> [Stated exercise] Exactly reproduce the lines from the line containing "Read out every word on this page." to the end of the data below, inclusive, and nothing else.

** START Input **

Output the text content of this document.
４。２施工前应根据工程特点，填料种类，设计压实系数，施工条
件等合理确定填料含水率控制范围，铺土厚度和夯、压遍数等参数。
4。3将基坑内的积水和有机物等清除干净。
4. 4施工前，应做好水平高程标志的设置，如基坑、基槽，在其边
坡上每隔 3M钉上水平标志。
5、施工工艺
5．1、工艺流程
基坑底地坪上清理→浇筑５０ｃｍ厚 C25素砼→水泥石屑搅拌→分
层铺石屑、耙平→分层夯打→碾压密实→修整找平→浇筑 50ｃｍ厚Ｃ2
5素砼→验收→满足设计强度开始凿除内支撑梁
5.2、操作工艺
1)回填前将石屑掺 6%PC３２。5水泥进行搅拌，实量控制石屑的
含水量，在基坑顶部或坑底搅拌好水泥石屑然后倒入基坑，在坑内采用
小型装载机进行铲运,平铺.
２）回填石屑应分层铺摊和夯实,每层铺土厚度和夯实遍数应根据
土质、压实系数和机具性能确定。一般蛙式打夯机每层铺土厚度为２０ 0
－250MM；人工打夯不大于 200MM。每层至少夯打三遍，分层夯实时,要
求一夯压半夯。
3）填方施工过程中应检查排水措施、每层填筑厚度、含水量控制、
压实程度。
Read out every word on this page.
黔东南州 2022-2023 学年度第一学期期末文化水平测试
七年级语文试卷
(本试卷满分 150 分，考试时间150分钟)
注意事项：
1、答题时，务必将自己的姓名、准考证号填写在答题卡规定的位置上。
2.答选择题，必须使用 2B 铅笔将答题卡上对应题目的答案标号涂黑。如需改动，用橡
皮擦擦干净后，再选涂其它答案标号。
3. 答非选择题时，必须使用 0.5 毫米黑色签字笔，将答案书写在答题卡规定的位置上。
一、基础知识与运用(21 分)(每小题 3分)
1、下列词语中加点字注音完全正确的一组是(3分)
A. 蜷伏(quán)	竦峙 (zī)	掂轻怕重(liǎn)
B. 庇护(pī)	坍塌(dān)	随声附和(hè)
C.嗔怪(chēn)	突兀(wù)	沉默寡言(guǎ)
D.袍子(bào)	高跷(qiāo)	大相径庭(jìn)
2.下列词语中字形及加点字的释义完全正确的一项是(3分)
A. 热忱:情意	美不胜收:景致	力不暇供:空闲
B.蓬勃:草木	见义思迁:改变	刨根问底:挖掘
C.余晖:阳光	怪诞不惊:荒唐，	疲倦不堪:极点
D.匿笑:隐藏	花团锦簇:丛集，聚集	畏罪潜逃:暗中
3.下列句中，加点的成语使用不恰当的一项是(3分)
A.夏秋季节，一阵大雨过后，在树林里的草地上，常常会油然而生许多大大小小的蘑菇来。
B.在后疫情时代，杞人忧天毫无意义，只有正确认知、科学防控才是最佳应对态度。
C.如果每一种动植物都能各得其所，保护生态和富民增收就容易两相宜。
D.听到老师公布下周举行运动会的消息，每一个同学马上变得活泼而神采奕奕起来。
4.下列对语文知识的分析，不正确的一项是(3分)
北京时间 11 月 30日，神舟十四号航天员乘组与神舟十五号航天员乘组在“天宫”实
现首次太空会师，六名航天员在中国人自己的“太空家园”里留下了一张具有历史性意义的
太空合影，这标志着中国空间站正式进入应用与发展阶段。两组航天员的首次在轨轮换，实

** END Input **

> [Task answer]
Read out every word on this page.
黔东南州 2022-2023 学年度第一学期期末文化水平测试
七年级语文试卷
(本试卷满分 150 分，考试时间150分钟)
注意事项：
1、答题时，务必将自己的姓名、准考证号填写在答题卡规定的位置上。
2.答选择题，必须使用 2B 铅笔将答题卡上对应题目的答案标号涂黑。如需改动，用橡
皮擦擦干净后，再选涂其它答案标号。
3. 答非选择题时，必须使用 0.5 毫米黑色签字笔，将答案书写在答题卡规定的位置上。
一、基础知识与运用(21 分)(每小题 3分)
1、下列词语中加点字注音完全正确的一组是(3分)
A. 蜷伏(quán)	竦峙 (zī)	掂轻怕重(liǎn)
B. 庇护(pī)	坍塌(dān)	随声附和(hè)
C.嗔怪(chēn)	突兀(wù)	沉默寡言(guǎ)
D.袍子(bào)	高跷(qiāo)	大相径庭(jìn)
2.下列词语中字形及加点字的释义完全正确的一项是(3分)
A. 热忱:情意	美不胜收:景致	力不暇供:空闲
B.蓬勃:草木	见义思迁:改变	刨根问底:挖掘
C.余晖:阳光	怪诞不惊:荒唐，	疲倦不堪:极点
D.匿笑:隐藏	花团锦簇:丛集，聚集	畏罪潜逃:暗中
3.下列句中，加点的成语使用不恰当的一项是(3分)
A.夏秋季节，一阵大雨过后，在树林里的草地上，常常会油然而生许多大大小小的蘑菇来。
B.在后疫情时代，杞人忧天毫无意义，只有正确认知、科学防控才是最佳应对态度。
C.如果每一种动植物都能各得其所，保护生态和富民增收就容易两相宜。
D.听到老师公布下周举行运动会的消息，每一个同学马上变得活泼而神采奕奕起来。
4.下列对语文知识的分析，不正确的一项是(3分)
北京时间 11 月 30日，神舟十四号航天员乘组与神舟十五号航天员乘组在“天宫”实
现首次太空会师，六名航天员在中国人自己的“太空家园”里留下了一张具有历史性意义的
太空合影，这标志着中国空间站正式进入应用与发展阶段。两组航天员的首次在轨轮换，实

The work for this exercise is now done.